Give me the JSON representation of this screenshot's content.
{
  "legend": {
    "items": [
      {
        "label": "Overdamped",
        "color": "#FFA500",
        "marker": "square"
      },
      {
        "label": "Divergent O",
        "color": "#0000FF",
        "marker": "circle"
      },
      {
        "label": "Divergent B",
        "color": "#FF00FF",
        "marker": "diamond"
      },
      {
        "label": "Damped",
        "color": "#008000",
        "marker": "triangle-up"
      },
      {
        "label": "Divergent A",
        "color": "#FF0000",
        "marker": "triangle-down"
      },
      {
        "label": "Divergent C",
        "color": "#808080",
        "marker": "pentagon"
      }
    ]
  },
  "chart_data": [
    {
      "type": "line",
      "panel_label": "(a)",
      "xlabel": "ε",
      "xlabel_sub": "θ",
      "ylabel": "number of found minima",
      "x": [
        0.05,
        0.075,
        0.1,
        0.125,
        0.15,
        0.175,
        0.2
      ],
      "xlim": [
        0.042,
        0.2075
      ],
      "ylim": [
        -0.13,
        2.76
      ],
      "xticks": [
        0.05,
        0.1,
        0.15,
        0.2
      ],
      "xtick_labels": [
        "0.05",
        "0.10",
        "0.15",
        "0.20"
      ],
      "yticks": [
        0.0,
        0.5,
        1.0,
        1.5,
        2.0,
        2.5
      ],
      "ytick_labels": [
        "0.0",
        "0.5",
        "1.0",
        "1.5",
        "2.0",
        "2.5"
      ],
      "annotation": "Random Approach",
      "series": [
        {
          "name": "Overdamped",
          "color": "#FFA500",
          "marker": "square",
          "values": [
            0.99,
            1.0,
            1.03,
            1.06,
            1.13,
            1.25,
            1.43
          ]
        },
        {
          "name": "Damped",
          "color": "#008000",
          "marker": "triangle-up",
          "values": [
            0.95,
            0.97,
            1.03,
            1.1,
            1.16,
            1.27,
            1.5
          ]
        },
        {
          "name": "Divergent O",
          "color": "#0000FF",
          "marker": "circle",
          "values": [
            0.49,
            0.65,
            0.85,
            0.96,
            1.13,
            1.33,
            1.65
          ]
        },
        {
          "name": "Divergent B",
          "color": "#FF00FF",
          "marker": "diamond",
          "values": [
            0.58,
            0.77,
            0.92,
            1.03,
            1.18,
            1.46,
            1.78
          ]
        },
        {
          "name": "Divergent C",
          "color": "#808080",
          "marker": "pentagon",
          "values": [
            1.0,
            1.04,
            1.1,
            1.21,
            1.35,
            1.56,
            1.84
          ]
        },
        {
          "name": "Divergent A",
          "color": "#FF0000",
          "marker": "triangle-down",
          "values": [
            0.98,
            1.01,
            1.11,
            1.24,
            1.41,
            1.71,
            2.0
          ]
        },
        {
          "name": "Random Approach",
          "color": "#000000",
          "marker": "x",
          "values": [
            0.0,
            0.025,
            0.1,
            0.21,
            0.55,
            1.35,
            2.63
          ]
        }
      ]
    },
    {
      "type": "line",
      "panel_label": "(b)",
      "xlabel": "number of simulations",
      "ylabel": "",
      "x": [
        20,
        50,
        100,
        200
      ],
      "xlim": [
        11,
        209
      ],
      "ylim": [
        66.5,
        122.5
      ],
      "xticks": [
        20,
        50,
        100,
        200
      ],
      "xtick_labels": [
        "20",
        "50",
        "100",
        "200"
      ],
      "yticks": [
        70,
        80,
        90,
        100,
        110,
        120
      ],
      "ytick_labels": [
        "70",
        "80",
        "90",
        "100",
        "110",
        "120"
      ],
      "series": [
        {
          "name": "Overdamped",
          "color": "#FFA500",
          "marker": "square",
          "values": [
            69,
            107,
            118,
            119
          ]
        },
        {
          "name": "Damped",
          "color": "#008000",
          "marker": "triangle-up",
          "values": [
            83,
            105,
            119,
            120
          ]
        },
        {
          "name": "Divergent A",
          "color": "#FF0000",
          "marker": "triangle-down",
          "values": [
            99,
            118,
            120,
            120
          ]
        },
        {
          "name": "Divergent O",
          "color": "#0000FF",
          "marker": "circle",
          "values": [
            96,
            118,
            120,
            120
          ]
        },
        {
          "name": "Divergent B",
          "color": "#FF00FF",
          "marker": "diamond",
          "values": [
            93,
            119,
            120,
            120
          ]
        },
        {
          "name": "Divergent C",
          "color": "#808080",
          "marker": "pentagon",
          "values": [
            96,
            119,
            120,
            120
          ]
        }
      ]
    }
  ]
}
————————
OBJECTIVE: Copy every line of the records word for word.

EXPECTED ANSWER:
Give me the JSON representation of this screenshot's content.
{
  "legend": {
    "items": [
      {
        "label": "Overdamped",
        "color": "#FFA500",
        "marker": "square"
      },
      {
        "label": "Divergent O",
        "color": "#0000FF",
        "marker": "circle"
      },
      {
        "label": "Divergent B",
        "color": "#FF00FF",
        "marker": "diamond"
      },
      {
        "label": "Damped",
        "color": "#008000",
        "marker": "triangle-up"
      },
      {
        "label": "Divergent A",
        "color": "#FF0000",
        "marker": "triangle-down"
      },
      {
        "label": "Divergent C",
        "color": "#808080",
        "marker": "pentagon"
      }
    ]
  },
  "chart_data": [
    {
      "type": "line",
      "panel_label": "(a)",
      "xlabel": "ε",
      "xlabel_sub": "θ",
      "ylabel": "number of found minima",
      "x": [
        0.05,
        0.075,
        0.1,
        0.125,
        0.15,
        0.175,
        0.2
      ],
      "xlim": [
        0.042,
        0.2075
      ],
      "ylim": [
        -0.13,
        2.76
      ],
      "xticks": [
        0.05,
        0.1,
        0.15,
        0.2
      ],
      "xtick_labels": [
        "0.05",
        "0.10",
        "0.15",
        "0.20"
      ],
      "yticks": [
        0.0,
        0.5,
        1.0,
        1.5,
        2.0,
        2.5
      ],
      "ytick_labels": [
        "0.0",
        "0.5",
        "1.0",
        "1.5",
        "2.0",
        "2.5"
      ],
      "annotation": "Random Approach",
      "series": [
        {
          "name": "Overdamped",
          "color": "#FFA500",
          "marker": "square",
          "values": [
            0.99,
            1.0,
            1.03,
            1.06,
            1.13,
            1.25,
            1.43
          ]
        },
        {
          "name": "Damped",
          "color": "#008000",
          "marker": "triangle-up",
          "values": [
            0.95,
            0.97,
            1.03,
            1.1,
            1.16,
            1.27,
            1.5
          ]
        },
        {
          "name": "Divergent O",
          "color": "#0000FF",
          "marker": "circle",
          "values": [
            0.49,
            0.65,
            0.85,
            0.96,
            1.13,
            1.33,
            1.65
          ]
        },
        {
          "name": "Divergent B",
          "color": "#FF00FF",
          "marker": "diamond",
          "values": [
            0.58,
            0.77,
            0.92,
            1.03,
            1.18,
            1.46,
            1.78
          ]
        },
        {
          "name": "Divergent C",
          "color": "#808080",
          "marker": "pentagon",
          "values": [
            1.0,
            1.04,
            1.1,
            1.21,
            1.35,
            1.56,
            1.84
          ]
        },
        {
          "name": "Divergent A",
          "color": "#FF0000",
          "marker": "triangle-down",
          "values": [
            0.98,
            1.01,
            1.11,
            1.24,
            1.41,
            1.71,
            2.0
          ]
        },
        {
          "name": "Random Approach",
          "color": "#000000",
          "marker": "x",
          "values": [
            0.0,
            0.025,
            0.1,
            0.21,
            0.55,
            1.35,
            2.63
          ]
        }
      ]
    },
    {
      "type": "line",
      "panel_label": "(b)",
      "xlabel": "number of simulations",
      "ylabel": "",
      "x": [
        20,
        50,
        100,
        200
      ],
      "xlim": [
        11,
        209
      ],
      "ylim": [
        66.5,
        122.5
      ],
      "xticks": [
        20,
        50,
        100,
        200
      ],
      "xtick_labels": [
        "20",
        "50",
        "100",
        "200"
      ],
      "yticks": [
        70,
        80,
        90,
        100,
        110,
        120
      ],
      "ytick_labels": [
        "70",
        "80",
        "90",
        "100",
        "110",
        "120"
      ],
      "series": [
        {
          "name": "Overdamped",
          "color": "#FFA500",
          "marker": "square",
          "values": [
            69,
            107,
            118,
            119
          ]
        },
        {
          "name": "Damped",
          "color": "#008000",
          "marker": "triangle-up",
          "values": [
            83,
            105,
            119,
            120
          ]
        },
        {
          "name": "Divergent A",
          "color": "#FF0000",
          "marker": "triangle-down",
          "values": [
            99,
            118,
            120,
            120
          ]
        },
        {
          "name": "Divergent O",
          "color": "#0000FF",
          "marker": "circle",
          "values": [
            96,
            118,
            120,
            120
          ]
        },
        {
          "name": "Divergent B",
          "color": "#FF00FF",
          "marker": "diamond",
          "values": [
            93,
            119,
            120,
            120
          ]
        },
        {
          "name": "Divergent C",
          "color": "#808080",
          "marker": "pentagon",
          "values": [
            96,
            119,
            120,
            120
          ]
        }
      ]
    }
  ]
}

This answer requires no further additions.